Look through the material below and count the lines with the string "this". Report only the count.
—————
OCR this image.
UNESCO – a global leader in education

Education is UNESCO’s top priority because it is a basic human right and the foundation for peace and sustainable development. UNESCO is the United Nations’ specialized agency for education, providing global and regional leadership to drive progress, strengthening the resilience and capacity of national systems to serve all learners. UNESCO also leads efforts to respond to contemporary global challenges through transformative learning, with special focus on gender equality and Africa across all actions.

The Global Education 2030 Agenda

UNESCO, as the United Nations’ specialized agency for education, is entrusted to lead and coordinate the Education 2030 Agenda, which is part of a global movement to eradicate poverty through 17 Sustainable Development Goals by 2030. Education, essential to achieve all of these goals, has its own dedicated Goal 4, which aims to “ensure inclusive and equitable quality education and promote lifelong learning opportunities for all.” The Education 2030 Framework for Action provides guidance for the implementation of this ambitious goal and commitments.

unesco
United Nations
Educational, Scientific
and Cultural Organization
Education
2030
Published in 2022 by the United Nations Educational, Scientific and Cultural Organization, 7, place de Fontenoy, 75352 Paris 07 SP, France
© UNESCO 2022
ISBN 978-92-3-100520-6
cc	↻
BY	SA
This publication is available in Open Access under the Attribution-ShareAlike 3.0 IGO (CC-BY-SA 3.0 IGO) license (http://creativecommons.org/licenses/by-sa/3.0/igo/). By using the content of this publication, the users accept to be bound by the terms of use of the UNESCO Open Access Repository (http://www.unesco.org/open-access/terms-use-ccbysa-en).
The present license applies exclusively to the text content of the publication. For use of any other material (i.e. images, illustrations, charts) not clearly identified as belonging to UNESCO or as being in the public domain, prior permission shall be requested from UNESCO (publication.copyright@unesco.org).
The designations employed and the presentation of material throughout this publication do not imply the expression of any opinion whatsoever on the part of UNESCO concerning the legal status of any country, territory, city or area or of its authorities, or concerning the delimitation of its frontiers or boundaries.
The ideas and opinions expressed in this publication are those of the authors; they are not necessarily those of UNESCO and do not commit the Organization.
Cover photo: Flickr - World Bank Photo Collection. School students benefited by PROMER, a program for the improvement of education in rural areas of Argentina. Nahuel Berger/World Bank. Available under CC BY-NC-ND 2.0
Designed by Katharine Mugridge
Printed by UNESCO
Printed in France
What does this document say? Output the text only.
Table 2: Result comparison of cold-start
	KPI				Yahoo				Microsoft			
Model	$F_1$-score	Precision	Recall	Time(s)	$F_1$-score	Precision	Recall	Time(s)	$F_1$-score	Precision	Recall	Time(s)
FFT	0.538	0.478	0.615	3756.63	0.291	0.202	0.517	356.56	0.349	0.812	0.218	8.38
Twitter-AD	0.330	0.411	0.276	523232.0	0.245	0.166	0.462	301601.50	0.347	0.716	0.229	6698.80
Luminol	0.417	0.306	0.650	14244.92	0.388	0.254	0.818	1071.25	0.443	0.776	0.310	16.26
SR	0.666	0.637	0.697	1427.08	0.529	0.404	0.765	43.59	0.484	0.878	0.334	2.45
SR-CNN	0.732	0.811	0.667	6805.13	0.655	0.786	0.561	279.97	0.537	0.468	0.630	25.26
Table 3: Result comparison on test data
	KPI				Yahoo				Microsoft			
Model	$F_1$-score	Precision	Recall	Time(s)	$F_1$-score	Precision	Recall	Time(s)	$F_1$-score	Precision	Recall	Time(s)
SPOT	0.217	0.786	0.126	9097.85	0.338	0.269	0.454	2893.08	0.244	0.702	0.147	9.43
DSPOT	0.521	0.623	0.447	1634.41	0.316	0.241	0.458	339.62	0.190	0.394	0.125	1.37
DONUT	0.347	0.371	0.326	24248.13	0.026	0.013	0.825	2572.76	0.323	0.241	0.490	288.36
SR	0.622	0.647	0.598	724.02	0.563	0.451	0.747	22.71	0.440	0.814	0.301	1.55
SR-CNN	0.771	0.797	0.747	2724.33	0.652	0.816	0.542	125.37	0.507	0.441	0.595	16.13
—————
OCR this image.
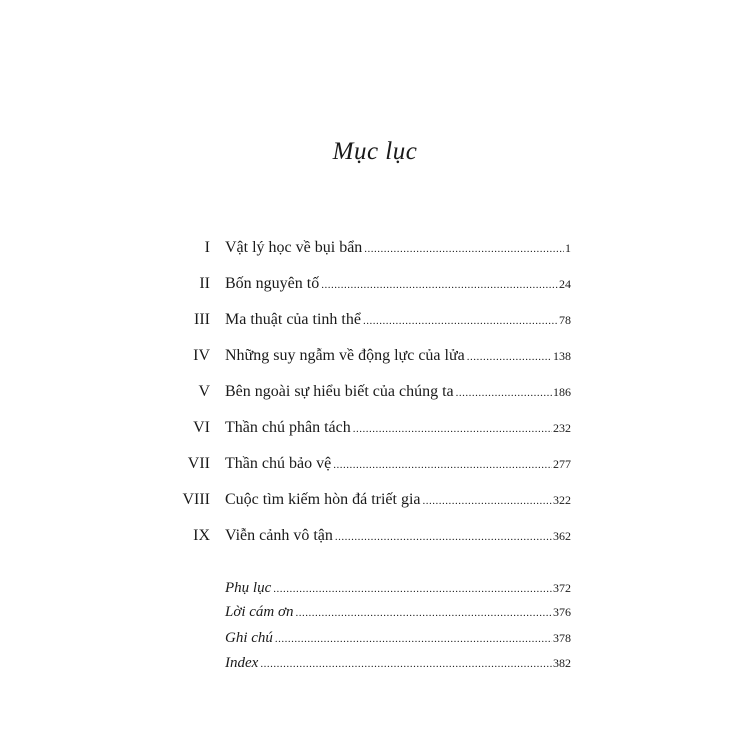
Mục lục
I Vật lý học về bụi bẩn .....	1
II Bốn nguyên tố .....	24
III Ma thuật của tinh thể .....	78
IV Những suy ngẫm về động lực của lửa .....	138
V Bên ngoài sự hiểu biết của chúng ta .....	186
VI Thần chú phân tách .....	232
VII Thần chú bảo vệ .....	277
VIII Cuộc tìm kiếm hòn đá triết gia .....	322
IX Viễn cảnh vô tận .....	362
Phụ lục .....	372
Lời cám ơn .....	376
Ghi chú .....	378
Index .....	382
—————
● **Response**
7